Exercise =>
Output the material below unchanged, apart from leaving out the pictures.

Record extracts =>
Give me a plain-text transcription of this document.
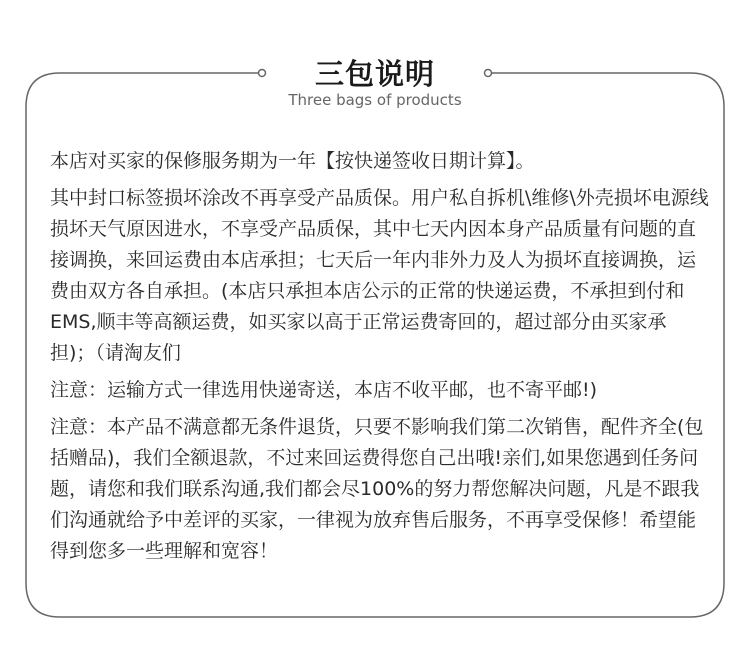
三包说明
Three bags of products

本店对买家的保修服务期为一年【按快递签收日期计算】。

其中封口标签损坏涂改不再享受产品质保。用户私自拆机\维修\外壳损坏电源线损坏天气原因进水，不享受产品质保，其中七天内因本身产品质量有问题的直接调换，来回运费由本店承担；七天后一年内非外力及人为损坏直接调换，运费由双方各自承担。(本店只承担本店公示的正常的快递运费，不承担到付和EMS,顺丰等高额运费，如买家以高于正常运费寄回的，超过部分由买家承担)；（请淘友们

注意：运输方式一律选用快递寄送，本店不收平邮，也不寄平邮!)

注意：本产品不满意都无条件退货，只要不影响我们第二次销售，配件齐全(包括赠品)，我们全额退款，不过来回运费得您自己出哦!亲们,如果您遇到任务问题，请您和我们联系沟通,我们都会尽100%的努力帮您解决问题，凡是不跟我们沟通就给予中差评的买家，一律视为放弃售后服务，不再享受保修！希望能得到您多一些理解和宽容！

Complete answer =>
Give me a plain-text transcription of this document.
三包说明
Three bags of products

本店对买家的保修服务期为一年【按快递签收日期计算】。

其中封口标签损坏涂改不再享受产品质保。用户私自拆机\维修\外壳损坏电源线损坏天气原因进水，不享受产品质保，其中七天内因本身产品质量有问题的直接调换，来回运费由本店承担；七天后一年内非外力及人为损坏直接调换，运费由双方各自承担。(本店只承担本店公示的正常的快递运费，不承担到付和EMS,顺丰等高额运费，如买家以高于正常运费寄回的，超过部分由买家承担)；（请淘友们

注意：运输方式一律选用快递寄送，本店不收平邮，也不寄平邮!)

注意：本产品不满意都无条件退货，只要不影响我们第二次销售，配件齐全(包括赠品)，我们全额退款，不过来回运费得您自己出哦!亲们,如果您遇到任务问题，请您和我们联系沟通,我们都会尽100%的努力帮您解决问题，凡是不跟我们沟通就给予中差评的买家，一律视为放弃售后服务，不再享受保修！希望能得到您多一些理解和宽容！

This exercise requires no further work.